→ **PROBLEM TO SOLVE**:
Print the listing below in its entirety, character for character.

— start AVAILABLE DATA —

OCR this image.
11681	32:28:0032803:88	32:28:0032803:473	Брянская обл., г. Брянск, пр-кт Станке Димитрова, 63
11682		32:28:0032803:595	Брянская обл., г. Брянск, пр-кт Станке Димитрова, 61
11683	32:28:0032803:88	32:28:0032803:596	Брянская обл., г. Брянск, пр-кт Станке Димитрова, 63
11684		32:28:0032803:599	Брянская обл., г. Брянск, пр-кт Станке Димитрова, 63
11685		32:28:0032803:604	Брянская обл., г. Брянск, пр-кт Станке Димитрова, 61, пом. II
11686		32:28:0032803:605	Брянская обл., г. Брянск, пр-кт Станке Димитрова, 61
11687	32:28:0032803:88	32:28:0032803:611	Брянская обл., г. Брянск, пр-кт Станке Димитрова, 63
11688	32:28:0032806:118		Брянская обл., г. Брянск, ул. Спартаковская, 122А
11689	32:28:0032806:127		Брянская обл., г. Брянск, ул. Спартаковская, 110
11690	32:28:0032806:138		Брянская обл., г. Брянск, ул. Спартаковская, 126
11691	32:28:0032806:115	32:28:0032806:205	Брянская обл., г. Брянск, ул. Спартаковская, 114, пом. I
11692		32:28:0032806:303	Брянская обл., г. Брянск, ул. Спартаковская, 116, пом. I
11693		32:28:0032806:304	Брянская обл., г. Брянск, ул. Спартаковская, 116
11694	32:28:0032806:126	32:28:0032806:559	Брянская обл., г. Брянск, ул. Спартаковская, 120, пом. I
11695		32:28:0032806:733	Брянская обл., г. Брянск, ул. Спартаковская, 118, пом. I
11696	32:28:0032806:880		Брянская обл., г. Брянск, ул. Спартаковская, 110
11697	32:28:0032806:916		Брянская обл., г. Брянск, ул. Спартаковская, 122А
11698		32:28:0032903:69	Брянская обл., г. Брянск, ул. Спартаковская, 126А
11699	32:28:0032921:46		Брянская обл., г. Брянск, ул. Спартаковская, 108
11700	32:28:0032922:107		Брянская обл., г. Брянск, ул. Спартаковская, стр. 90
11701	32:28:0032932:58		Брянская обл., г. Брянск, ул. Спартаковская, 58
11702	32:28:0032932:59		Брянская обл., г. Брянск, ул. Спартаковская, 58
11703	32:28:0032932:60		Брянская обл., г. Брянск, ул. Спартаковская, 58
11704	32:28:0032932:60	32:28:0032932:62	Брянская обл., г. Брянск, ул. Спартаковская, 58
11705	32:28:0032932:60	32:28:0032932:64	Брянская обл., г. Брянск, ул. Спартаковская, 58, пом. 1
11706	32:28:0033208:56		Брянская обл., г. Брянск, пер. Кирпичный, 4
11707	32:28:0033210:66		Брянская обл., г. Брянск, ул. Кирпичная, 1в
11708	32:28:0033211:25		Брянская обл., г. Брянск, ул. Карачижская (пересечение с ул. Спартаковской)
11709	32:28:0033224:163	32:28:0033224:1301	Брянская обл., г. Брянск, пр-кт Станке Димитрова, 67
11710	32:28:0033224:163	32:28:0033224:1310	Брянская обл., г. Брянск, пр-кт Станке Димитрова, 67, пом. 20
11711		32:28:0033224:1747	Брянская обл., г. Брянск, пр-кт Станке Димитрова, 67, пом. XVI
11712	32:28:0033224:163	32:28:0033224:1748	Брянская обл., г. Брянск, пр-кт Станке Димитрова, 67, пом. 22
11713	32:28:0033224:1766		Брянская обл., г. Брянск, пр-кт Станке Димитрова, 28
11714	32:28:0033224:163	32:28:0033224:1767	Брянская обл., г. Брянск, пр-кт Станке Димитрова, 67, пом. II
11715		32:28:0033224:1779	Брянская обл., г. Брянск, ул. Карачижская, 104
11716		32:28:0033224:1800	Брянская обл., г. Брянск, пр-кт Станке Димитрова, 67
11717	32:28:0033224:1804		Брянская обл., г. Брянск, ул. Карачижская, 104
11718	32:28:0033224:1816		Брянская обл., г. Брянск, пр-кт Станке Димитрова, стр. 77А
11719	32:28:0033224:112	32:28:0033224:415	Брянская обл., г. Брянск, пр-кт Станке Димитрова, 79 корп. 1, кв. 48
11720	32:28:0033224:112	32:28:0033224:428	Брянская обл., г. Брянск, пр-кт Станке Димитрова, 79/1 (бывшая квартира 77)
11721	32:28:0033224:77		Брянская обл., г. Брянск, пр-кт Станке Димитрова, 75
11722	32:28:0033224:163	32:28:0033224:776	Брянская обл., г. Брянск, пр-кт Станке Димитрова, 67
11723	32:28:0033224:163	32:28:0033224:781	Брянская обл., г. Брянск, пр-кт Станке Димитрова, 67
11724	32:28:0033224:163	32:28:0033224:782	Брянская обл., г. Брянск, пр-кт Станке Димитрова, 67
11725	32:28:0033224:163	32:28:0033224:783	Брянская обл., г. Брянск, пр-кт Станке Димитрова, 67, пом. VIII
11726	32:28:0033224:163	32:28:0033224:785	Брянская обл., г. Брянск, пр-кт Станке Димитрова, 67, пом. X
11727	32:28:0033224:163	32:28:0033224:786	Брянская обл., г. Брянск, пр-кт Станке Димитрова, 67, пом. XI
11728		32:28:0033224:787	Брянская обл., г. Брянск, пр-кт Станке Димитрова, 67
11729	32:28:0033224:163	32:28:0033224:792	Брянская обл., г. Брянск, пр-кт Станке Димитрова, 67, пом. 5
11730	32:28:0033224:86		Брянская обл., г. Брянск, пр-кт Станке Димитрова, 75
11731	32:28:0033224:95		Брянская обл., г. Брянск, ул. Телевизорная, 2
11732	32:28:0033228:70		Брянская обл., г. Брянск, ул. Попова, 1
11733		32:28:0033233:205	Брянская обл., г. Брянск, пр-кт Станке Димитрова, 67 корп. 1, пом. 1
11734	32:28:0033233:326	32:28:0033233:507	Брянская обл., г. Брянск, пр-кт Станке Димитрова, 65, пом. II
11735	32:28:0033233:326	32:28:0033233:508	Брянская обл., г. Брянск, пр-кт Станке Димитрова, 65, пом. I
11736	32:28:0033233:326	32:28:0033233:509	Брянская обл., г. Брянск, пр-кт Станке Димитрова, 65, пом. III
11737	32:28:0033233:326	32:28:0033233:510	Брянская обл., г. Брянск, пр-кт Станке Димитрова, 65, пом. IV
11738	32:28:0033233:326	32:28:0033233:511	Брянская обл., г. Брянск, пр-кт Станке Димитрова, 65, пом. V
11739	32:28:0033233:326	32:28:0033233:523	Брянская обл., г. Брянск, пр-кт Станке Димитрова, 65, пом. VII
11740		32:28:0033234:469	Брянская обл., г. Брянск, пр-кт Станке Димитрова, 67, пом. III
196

— end AVAILABLE DATA —

→ **OUTPUT FOR THIS EXERCISE**:
OCR this image.
11681	32:28:0032803:88	32:28:0032803:473	Брянская обл., г. Брянск, пр-кт Станке Димитрова, 63
11682		32:28:0032803:595	Брянская обл., г. Брянск, пр-кт Станке Димитрова, 61
11683	32:28:0032803:88	32:28:0032803:596	Брянская обл., г. Брянск, пр-кт Станке Димитрова, 63
11684		32:28:0032803:599	Брянская обл., г. Брянск, пр-кт Станке Димитрова, 63
11685		32:28:0032803:604	Брянская обл., г. Брянск, пр-кт Станке Димитрова, 61, пом. II
11686		32:28:0032803:605	Брянская обл., г. Брянск, пр-кт Станке Димитрова, 61
11687	32:28:0032803:88	32:28:0032803:611	Брянская обл., г. Брянск, пр-кт Станке Димитрова, 63
11688	32:28:0032806:118		Брянская обл., г. Брянск, ул. Спартаковская, 122А
11689	32:28:0032806:127		Брянская обл., г. Брянск, ул. Спартаковская, 110
11690	32:28:0032806:138		Брянская обл., г. Брянск, ул. Спартаковская, 126
11691	32:28:0032806:115	32:28:0032806:205	Брянская обл., г. Брянск, ул. Спартаковская, 114, пом. I
11692		32:28:0032806:303	Брянская обл., г. Брянск, ул. Спартаковская, 116, пом. I
11693		32:28:0032806:304	Брянская обл., г. Брянск, ул. Спартаковская, 116
11694	32:28:0032806:126	32:28:0032806:559	Брянская обл., г. Брянск, ул. Спартаковская, 120, пом. I
11695		32:28:0032806:733	Брянская обл., г. Брянск, ул. Спартаковская, 118, пом. I
11696	32:28:0032806:880		Брянская обл., г. Брянск, ул. Спартаковская, 110
11697	32:28:0032806:916		Брянская обл., г. Брянск, ул. Спартаковская, 122А
11698		32:28:0032903:69	Брянская обл., г. Брянск, ул. Спартаковская, 126А
11699	32:28:0032921:46		Брянская обл., г. Брянск, ул. Спартаковская, 108
11700	32:28:0032922:107		Брянская обл., г. Брянск, ул. Спартаковская, стр. 90
11701	32:28:0032932:58		Брянская обл., г. Брянск, ул. Спартаковская, 58
11702	32:28:0032932:59		Брянская обл., г. Брянск, ул. Спартаковская, 58
11703	32:28:0032932:60		Брянская обл., г. Брянск, ул. Спартаковская, 58
11704	32:28:0032932:60	32:28:0032932:62	Брянская обл., г. Брянск, ул. Спартаковская, 58
11705	32:28:0032932:60	32:28:0032932:64	Брянская обл., г. Брянск, ул. Спартаковская, 58, пом. 1
11706	32:28:0033208:56		Брянская обл., г. Брянск, пер. Кирпичный, 4
11707	32:28:0033210:66		Брянская обл., г. Брянск, ул. Кирпичная, 1в
11708	32:28:0033211:25		Брянская обл., г. Брянск, ул. Карачижская (пересечение с ул. Спартаковской)
11709	32:28:0033224:163	32:28:0033224:1301	Брянская обл., г. Брянск, пр-кт Станке Димитрова, 67
11710	32:28:0033224:163	32:28:0033224:1310	Брянская обл., г. Брянск, пр-кт Станке Димитрова, 67, пом. 20
11711		32:28:0033224:1747	Брянская обл., г. Брянск, пр-кт Станке Димитрова, 67, пом. XVI
11712	32:28:0033224:163	32:28:0033224:1748	Брянская обл., г. Брянск, пр-кт Станке Димитрова, 67, пом. 22
11713	32:28:0033224:1766		Брянская обл., г. Брянск, пр-кт Станке Димитрова, 28
11714	32:28:0033224:163	32:28:0033224:1767	Брянская обл., г. Брянск, пр-кт Станке Димитрова, 67, пом. II
11715		32:28:0033224:1779	Брянская обл., г. Брянск, ул. Карачижская, 104
11716		32:28:0033224:1800	Брянская обл., г. Брянск, пр-кт Станке Димитрова, 67
11717	32:28:0033224:1804		Брянская обл., г. Брянск, ул. Карачижская, 104
11718	32:28:0033224:1816		Брянская обл., г. Брянск, пр-кт Станке Димитрова, стр. 77А
11719	32:28:0033224:112	32:28:0033224:415	Брянская обл., г. Брянск, пр-кт Станке Димитрова, 79 корп. 1, кв. 48
11720	32:28:0033224:112	32:28:0033224:428	Брянская обл., г. Брянск, пр-кт Станке Димитрова, 79/1 (бывшая квартира 77)
11721	32:28:0033224:77		Брянская обл., г. Брянск, пр-кт Станке Димитрова, 75
11722	32:28:0033224:163	32:28:0033224:776	Брянская обл., г. Брянск, пр-кт Станке Димитрова, 67
11723	32:28:0033224:163	32:28:0033224:781	Брянская обл., г. Брянск, пр-кт Станке Димитрова, 67
11724	32:28:0033224:163	32:28:0033224:782	Брянская обл., г. Брянск, пр-кт Станке Димитрова, 67
11725	32:28:0033224:163	32:28:0033224:783	Брянская обл., г. Брянск, пр-кт Станке Димитрова, 67, пом. VIII
11726	32:28:0033224:163	32:28:0033224:785	Брянская обл., г. Брянск, пр-кт Станке Димитрова, 67, пом. X
11727	32:28:0033224:163	32:28:0033224:786	Брянская обл., г. Брянск, пр-кт Станке Димитрова, 67, пом. XI
11728		32:28:0033224:787	Брянская обл., г. Брянск, пр-кт Станке Димитрова, 67
11729	32:28:0033224:163	32:28:0033224:792	Брянская обл., г. Брянск, пр-кт Станке Димитрова, 67, пом. 5
11730	32:28:0033224:86		Брянская обл., г. Брянск, пр-кт Станке Димитрова, 75
11731	32:28:0033224:95		Брянская обл., г. Брянск, ул. Телевизорная, 2
11732	32:28:0033228:70		Брянская обл., г. Брянск, ул. Попова, 1
11733		32:28:0033233:205	Брянская обл., г. Брянск, пр-кт Станке Димитрова, 67 корп. 1, пом. 1
11734	32:28:0033233:326	32:28:0033233:507	Брянская обл., г. Брянск, пр-кт Станке Димитрова, 65, пом. II
11735	32:28:0033233:326	32:28:0033233:508	Брянская обл., г. Брянск, пр-кт Станке Димитрова, 65, пом. I
11736	32:28:0033233:326	32:28:0033233:509	Брянская обл., г. Брянск, пр-кт Станке Димитрова, 65, пом. III
11737	32:28:0033233:326	32:28:0033233:510	Брянская обл., г. Брянск, пр-кт Станке Димитрова, 65, пом. IV
11738	32:28:0033233:326	32:28:0033233:511	Брянская обл., г. Брянск, пр-кт Станке Димитрова, 65, пом. V
11739	32:28:0033233:326	32:28:0033233:523	Брянская обл., г. Брянск, пр-кт Станке Димитрова, 65, пом. VII
11740		32:28:0033234:469	Брянская обл., г. Брянск, пр-кт Станке Димитрова, 67, пом. III
196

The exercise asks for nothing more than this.